Data entries for graphics:
-- -- --
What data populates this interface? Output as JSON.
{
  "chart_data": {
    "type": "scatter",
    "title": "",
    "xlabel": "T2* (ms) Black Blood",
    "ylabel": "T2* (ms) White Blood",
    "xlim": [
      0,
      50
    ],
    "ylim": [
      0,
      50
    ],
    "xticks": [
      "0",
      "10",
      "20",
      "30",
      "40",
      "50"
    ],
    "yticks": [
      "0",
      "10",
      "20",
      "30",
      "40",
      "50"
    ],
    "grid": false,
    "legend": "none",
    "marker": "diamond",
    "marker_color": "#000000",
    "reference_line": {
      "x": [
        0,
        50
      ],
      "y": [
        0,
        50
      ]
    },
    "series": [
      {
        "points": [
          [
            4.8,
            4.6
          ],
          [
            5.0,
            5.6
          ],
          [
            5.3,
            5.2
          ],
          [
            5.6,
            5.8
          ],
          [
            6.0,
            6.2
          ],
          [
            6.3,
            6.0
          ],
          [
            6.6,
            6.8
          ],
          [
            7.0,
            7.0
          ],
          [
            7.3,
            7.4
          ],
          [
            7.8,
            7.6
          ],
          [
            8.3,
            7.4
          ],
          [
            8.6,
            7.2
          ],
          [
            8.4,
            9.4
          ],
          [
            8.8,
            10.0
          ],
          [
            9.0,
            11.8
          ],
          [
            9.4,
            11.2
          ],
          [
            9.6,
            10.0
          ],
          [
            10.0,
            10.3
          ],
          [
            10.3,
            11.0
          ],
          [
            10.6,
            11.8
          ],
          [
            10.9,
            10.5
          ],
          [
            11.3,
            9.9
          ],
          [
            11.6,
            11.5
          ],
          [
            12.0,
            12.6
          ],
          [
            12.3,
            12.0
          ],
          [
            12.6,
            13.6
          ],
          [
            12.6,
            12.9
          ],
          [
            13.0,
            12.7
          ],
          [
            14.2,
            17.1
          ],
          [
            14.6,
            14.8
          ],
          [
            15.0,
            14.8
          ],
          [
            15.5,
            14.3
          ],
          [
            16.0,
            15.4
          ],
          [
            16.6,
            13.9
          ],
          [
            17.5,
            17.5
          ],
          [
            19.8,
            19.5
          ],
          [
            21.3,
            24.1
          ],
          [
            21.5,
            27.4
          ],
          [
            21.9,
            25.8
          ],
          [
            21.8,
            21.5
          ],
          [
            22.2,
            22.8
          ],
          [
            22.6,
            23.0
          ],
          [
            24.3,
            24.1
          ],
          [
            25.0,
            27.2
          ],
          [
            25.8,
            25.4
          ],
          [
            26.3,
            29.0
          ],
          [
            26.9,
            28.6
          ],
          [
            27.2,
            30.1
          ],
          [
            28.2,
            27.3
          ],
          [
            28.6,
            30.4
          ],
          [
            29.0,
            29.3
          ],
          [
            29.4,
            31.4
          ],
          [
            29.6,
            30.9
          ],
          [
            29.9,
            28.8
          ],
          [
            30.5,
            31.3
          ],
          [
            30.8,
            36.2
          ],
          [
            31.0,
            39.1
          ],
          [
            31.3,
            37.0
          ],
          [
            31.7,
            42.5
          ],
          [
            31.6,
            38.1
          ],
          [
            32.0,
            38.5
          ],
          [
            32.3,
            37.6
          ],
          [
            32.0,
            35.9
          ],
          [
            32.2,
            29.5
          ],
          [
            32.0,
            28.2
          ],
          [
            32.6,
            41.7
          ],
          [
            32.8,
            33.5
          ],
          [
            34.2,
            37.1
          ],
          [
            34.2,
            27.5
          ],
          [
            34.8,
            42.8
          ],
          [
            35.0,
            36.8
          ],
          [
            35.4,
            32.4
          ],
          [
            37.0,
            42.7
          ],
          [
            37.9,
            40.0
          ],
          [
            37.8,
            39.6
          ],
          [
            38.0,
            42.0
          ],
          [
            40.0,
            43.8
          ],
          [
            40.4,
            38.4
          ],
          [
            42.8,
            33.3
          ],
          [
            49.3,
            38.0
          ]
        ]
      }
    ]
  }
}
-- -- --
#### Task goal:
Every line above should be retyped exactly as given.

#### Result of this exercise:
What data populates this interface? Output as JSON.
{
  "chart_data": {
    "type": "scatter",
    "title": "",
    "xlabel": "T2* (ms) Black Blood",
    "ylabel": "T2* (ms) White Blood",
    "xlim": [
      0,
      50
    ],
    "ylim": [
      0,
      50
    ],
    "xticks": [
      "0",
      "10",
      "20",
      "30",
      "40",
      "50"
    ],
    "yticks": [
      "0",
      "10",
      "20",
      "30",
      "40",
      "50"
    ],
    "grid": false,
    "legend": "none",
    "marker": "diamond",
    "marker_color": "#000000",
    "reference_line": {
      "x": [
        0,
        50
      ],
      "y": [
        0,
        50
      ]
    },
    "series": [
      {
        "points": [
          [
            4.8,
            4.6
          ],
          [
            5.0,
            5.6
          ],
          [
            5.3,
            5.2
          ],
          [
            5.6,
            5.8
          ],
          [
            6.0,
            6.2
          ],
          [
            6.3,
            6.0
          ],
          [
            6.6,
            6.8
          ],
          [
            7.0,
            7.0
          ],
          [
            7.3,
            7.4
          ],
          [
            7.8,
            7.6
          ],
          [
            8.3,
            7.4
          ],
          [
            8.6,
            7.2
          ],
          [
            8.4,
            9.4
          ],
          [
            8.8,
            10.0
          ],
          [
            9.0,
            11.8
          ],
          [
            9.4,
            11.2
          ],
          [
            9.6,
            10.0
          ],
          [
            10.0,
            10.3
          ],
          [
            10.3,
            11.0
          ],
          [
            10.6,
            11.8
          ],
          [
            10.9,
            10.5
          ],
          [
            11.3,
            9.9
          ],
          [
            11.6,
            11.5
          ],
          [
            12.0,
            12.6
          ],
          [
            12.3,
            12.0
          ],
          [
            12.6,
            13.6
          ],
          [
            12.6,
            12.9
          ],
          [
            13.0,
            12.7
          ],
          [
            14.2,
            17.1
          ],
          [
            14.6,
            14.8
          ],
          [
            15.0,
            14.8
          ],
          [
            15.5,
            14.3
          ],
          [
            16.0,
            15.4
          ],
          [
            16.6,
            13.9
          ],
          [
            17.5,
            17.5
          ],
          [
            19.8,
            19.5
          ],
          [
            21.3,
            24.1
          ],
          [
            21.5,
            27.4
          ],
          [
            21.9,
            25.8
          ],
          [
            21.8,
            21.5
          ],
          [
            22.2,
            22.8
          ],
          [
            22.6,
            23.0
          ],
          [
            24.3,
            24.1
          ],
          [
            25.0,
            27.2
          ],
          [
            25.8,
            25.4
          ],
          [
            26.3,
            29.0
          ],
          [
            26.9,
            28.6
          ],
          [
            27.2,
            30.1
          ],
          [
            28.2,
            27.3
          ],
          [
            28.6,
            30.4
          ],
          [
            29.0,
            29.3
          ],
          [
            29.4,
            31.4
          ],
          [
            29.6,
            30.9
          ],
          [
            29.9,
            28.8
          ],
          [
            30.5,
            31.3
          ],
          [
            30.8,
            36.2
          ],
          [
            31.0,
            39.1
          ],
          [
            31.3,
            37.0
          ],
          [
            31.7,
            42.5
          ],
          [
            31.6,
            38.1
          ],
          [
            32.0,
            38.5
          ],
          [
            32.3,
            37.6
          ],
          [
            32.0,
            35.9
          ],
          [
            32.2,
            29.5
          ],
          [
            32.0,
            28.2
          ],
          [
            32.6,
            41.7
          ],
          [
            32.8,
            33.5
          ],
          [
            34.2,
            37.1
          ],
          [
            34.2,
            27.5
          ],
          [
            34.8,
            42.8
          ],
          [
            35.0,
            36.8
          ],
          [
            35.4,
            32.4
          ],
          [
            37.0,
            42.7
          ],
          [
            37.9,
            40.0
          ],
          [
            37.8,
            39.6
          ],
          [
            38.0,
            42.0
          ],
          [
            40.0,
            43.8
          ],
          [
            40.4,
            38.4
          ],
          [
            42.8,
            33.3
          ],
          [
            49.3,
            38.0
          ]
        ]
      }
    ]
  }
}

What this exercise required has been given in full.